__Records from a collection of figures__:

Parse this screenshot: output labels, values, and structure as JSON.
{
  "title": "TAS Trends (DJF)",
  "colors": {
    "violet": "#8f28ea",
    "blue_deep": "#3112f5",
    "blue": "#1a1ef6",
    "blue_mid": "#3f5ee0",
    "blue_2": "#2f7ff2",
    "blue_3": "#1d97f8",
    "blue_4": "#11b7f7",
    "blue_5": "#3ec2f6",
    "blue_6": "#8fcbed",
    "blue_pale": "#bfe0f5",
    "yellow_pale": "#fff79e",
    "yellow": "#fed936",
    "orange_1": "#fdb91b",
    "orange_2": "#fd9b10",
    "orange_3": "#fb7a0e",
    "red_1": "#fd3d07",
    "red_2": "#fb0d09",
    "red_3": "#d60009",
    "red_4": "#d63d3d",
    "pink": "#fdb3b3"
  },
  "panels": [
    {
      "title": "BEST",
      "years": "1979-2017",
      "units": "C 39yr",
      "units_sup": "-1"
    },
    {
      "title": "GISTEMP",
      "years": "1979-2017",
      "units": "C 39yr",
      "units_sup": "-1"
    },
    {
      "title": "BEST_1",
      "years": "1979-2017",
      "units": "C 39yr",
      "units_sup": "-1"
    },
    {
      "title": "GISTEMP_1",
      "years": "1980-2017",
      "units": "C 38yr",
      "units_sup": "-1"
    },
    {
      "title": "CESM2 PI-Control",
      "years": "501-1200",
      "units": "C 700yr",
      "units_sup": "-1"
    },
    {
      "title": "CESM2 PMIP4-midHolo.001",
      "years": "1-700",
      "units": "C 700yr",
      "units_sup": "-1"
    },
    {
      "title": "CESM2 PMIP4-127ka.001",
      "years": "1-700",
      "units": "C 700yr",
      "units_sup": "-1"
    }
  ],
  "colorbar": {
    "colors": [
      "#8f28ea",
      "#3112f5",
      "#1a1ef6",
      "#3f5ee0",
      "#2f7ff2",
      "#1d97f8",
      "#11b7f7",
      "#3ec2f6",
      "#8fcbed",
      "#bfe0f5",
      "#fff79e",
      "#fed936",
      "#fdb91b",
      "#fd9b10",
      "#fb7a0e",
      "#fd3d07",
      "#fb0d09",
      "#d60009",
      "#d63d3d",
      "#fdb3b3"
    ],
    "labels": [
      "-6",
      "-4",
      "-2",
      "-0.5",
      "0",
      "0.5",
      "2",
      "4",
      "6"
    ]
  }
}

__WHAT YOU WILL DO__: Repeat every record, exactly as written.

__EXPECTED ANSWER__:
Parse this screenshot: output labels, values, and structure as JSON.
{
  "title": "TAS Trends (DJF)",
  "colors": {
    "violet": "#8f28ea",
    "blue_deep": "#3112f5",
    "blue": "#1a1ef6",
    "blue_mid": "#3f5ee0",
    "blue_2": "#2f7ff2",
    "blue_3": "#1d97f8",
    "blue_4": "#11b7f7",
    "blue_5": "#3ec2f6",
    "blue_6": "#8fcbed",
    "blue_pale": "#bfe0f5",
    "yellow_pale": "#fff79e",
    "yellow": "#fed936",
    "orange_1": "#fdb91b",
    "orange_2": "#fd9b10",
    "orange_3": "#fb7a0e",
    "red_1": "#fd3d07",
    "red_2": "#fb0d09",
    "red_3": "#d60009",
    "red_4": "#d63d3d",
    "pink": "#fdb3b3"
  },
  "panels": [
    {
      "title": "BEST",
      "years": "1979-2017",
      "units": "C 39yr",
      "units_sup": "-1"
    },
    {
      "title": "GISTEMP",
      "years": "1979-2017",
      "units": "C 39yr",
      "units_sup": "-1"
    },
    {
      "title": "BEST_1",
      "years": "1979-2017",
      "units": "C 39yr",
      "units_sup": "-1"
    },
    {
      "title": "GISTEMP_1",
      "years": "1980-2017",
      "units": "C 38yr",
      "units_sup": "-1"
    },
    {
      "title": "CESM2 PI-Control",
      "years": "501-1200",
      "units": "C 700yr",
      "units_sup": "-1"
    },
    {
      "title": "CESM2 PMIP4-midHolo.001",
      "years": "1-700",
      "units": "C 700yr",
      "units_sup": "-1"
    },
    {
      "title": "CESM2 PMIP4-127ka.001",
      "years": "1-700",
      "units": "C 700yr",
      "units_sup": "-1"
    }
  ],
  "colorbar": {
    "colors": [
      "#8f28ea",
      "#3112f5",
      "#1a1ef6",
      "#3f5ee0",
      "#2f7ff2",
      "#1d97f8",
      "#11b7f7",
      "#3ec2f6",
      "#8fcbed",
      "#bfe0f5",
      "#fff79e",
      "#fed936",
      "#fdb91b",
      "#fd9b10",
      "#fb7a0e",
      "#fd3d07",
      "#fb0d09",
      "#d60009",
      "#d63d3d",
      "#fdb3b3"
    ],
    "labels": [
      "-6",
      "-4",
      "-2",
      "-0.5",
      "0",
      "0.5",
      "2",
      "4",
      "6"
    ]
  }
}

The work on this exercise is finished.